◆ Short problem: Transcribe each entry below exactly. Pictures do not go in the copy.
━━ Entries ━━
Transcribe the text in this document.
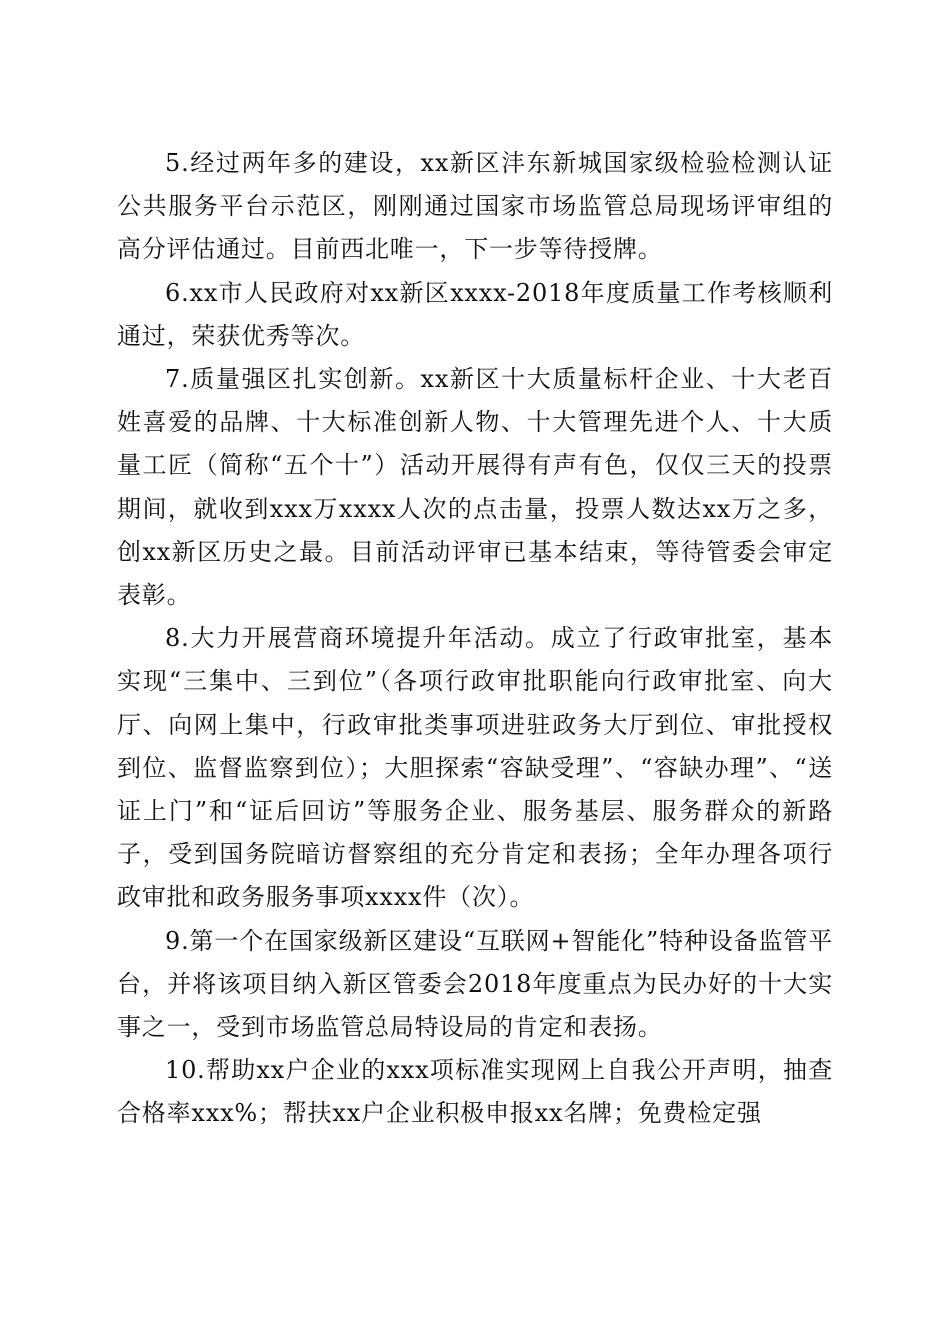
5.经过两年多的建设，xx新区沣东新城国家级检验检测认证公共服务平台示范区，刚刚通过国家市场监管总局现场评审组的高分评估通过。目前西北唯一，下一步等待授牌。

6.xx市人民政府对xx新区xxxx-2018年度质量工作考核顺利通过，荣获优秀等次。

7.质量强区扎实创新。xx新区十大质量标杆企业、十大老百姓喜爱的品牌、十大标准创新人物、十大管理先进个人、十大质量工匠（简称“五个十”）活动开展得有声有色，仅仅三天的投票期间，就收到xxx万xxxx人次的点击量，投票人数达xx万之多，创xx新区历史之最。目前活动评审已基本结束，等待管委会审定表彰。

8.大力开展营商环境提升年活动。成立了行政审批室，基本实现“三集中、三到位”（各项行政审批职能向行政审批室、向大厅、向网上集中，行政审批类事项进驻政务大厅到位、审批授权到位、监督监察到位）；大胆探索“容缺受理”、“容缺办理”、“送证上门”和“证后回访”等服务企业、服务基层、服务群众的新路子，受到国务院暗访督察组的充分肯定和表扬；全年办理各项行政审批和政务服务事项xxxx件（次）。

9.第一个在国家级新区建设“互联网+智能化”特种设备监管平台，并将该项目纳入新区管委会2018年度重点为民办好的十大实事之一，受到市场监管总局特设局的肯定和表扬。

10.帮助xx户企业的xxx项标准实现网上自我公开声明，抽查合格率xxx%；帮扶xx户企业积极申报xx名牌；免费检定强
━━━
◆ Result:
Transcribe the text in this document.
5.经过两年多的建设，xx新区沣东新城国家级检验检测认证公共服务平台示范区，刚刚通过国家市场监管总局现场评审组的高分评估通过。目前西北唯一，下一步等待授牌。

6.xx市人民政府对xx新区xxxx-2018年度质量工作考核顺利通过，荣获优秀等次。

7.质量强区扎实创新。xx新区十大质量标杆企业、十大老百姓喜爱的品牌、十大标准创新人物、十大管理先进个人、十大质量工匠（简称“五个十”）活动开展得有声有色，仅仅三天的投票期间，就收到xxx万xxxx人次的点击量，投票人数达xx万之多，创xx新区历史之最。目前活动评审已基本结束，等待管委会审定表彰。

8.大力开展营商环境提升年活动。成立了行政审批室，基本实现“三集中、三到位”（各项行政审批职能向行政审批室、向大厅、向网上集中，行政审批类事项进驻政务大厅到位、审批授权到位、监督监察到位）；大胆探索“容缺受理”、“容缺办理”、“送证上门”和“证后回访”等服务企业、服务基层、服务群众的新路子，受到国务院暗访督察组的充分肯定和表扬；全年办理各项行政审批和政务服务事项xxxx件（次）。

9.第一个在国家级新区建设“互联网+智能化”特种设备监管平台，并将该项目纳入新区管委会2018年度重点为民办好的十大实事之一，受到市场监管总局特设局的肯定和表扬。

10.帮助xx户企业的xxx项标准实现网上自我公开声明，抽查合格率xxx%；帮扶xx户企业积极申报xx名牌；免费检定强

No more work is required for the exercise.